(Exercise materials)

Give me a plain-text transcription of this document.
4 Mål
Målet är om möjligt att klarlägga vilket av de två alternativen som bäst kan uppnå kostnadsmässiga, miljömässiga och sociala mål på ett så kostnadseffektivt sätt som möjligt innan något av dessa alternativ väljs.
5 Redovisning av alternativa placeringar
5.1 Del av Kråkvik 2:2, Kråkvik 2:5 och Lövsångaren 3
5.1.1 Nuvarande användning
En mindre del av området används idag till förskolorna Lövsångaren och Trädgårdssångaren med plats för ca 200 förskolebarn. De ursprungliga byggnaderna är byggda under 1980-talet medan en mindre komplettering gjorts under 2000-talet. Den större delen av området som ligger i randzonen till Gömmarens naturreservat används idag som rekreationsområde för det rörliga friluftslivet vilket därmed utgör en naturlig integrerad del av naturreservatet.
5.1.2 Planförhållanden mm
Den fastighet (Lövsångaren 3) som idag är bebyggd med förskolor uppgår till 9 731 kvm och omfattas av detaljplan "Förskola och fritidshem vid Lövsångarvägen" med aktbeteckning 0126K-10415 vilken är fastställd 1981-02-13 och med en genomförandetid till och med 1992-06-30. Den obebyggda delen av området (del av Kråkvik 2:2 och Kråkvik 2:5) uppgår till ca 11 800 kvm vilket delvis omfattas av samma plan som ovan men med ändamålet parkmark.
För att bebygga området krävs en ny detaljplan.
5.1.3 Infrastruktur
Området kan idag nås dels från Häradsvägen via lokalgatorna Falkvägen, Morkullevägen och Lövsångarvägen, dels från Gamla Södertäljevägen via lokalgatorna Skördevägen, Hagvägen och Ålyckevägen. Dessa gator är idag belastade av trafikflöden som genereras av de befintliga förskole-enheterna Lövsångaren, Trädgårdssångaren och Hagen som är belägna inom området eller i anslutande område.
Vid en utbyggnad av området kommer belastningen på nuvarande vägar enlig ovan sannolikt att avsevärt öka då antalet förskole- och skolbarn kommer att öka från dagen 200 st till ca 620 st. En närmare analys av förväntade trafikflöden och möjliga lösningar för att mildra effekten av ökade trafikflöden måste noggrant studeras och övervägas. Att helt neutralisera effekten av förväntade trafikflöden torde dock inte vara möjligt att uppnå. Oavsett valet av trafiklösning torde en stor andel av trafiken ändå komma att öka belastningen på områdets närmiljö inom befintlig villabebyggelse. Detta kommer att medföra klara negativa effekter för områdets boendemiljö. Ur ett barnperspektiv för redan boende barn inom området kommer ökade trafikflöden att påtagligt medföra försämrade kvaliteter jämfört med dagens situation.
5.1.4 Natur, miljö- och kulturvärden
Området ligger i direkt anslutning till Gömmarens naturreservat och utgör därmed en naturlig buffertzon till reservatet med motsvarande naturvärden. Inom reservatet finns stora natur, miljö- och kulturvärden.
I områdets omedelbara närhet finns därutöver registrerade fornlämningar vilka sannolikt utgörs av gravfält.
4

(End Exercise materials)

Task to carry out: Count the lines above in which the word "Gömmarens" appears, then state only that count.

Exercise answer: 2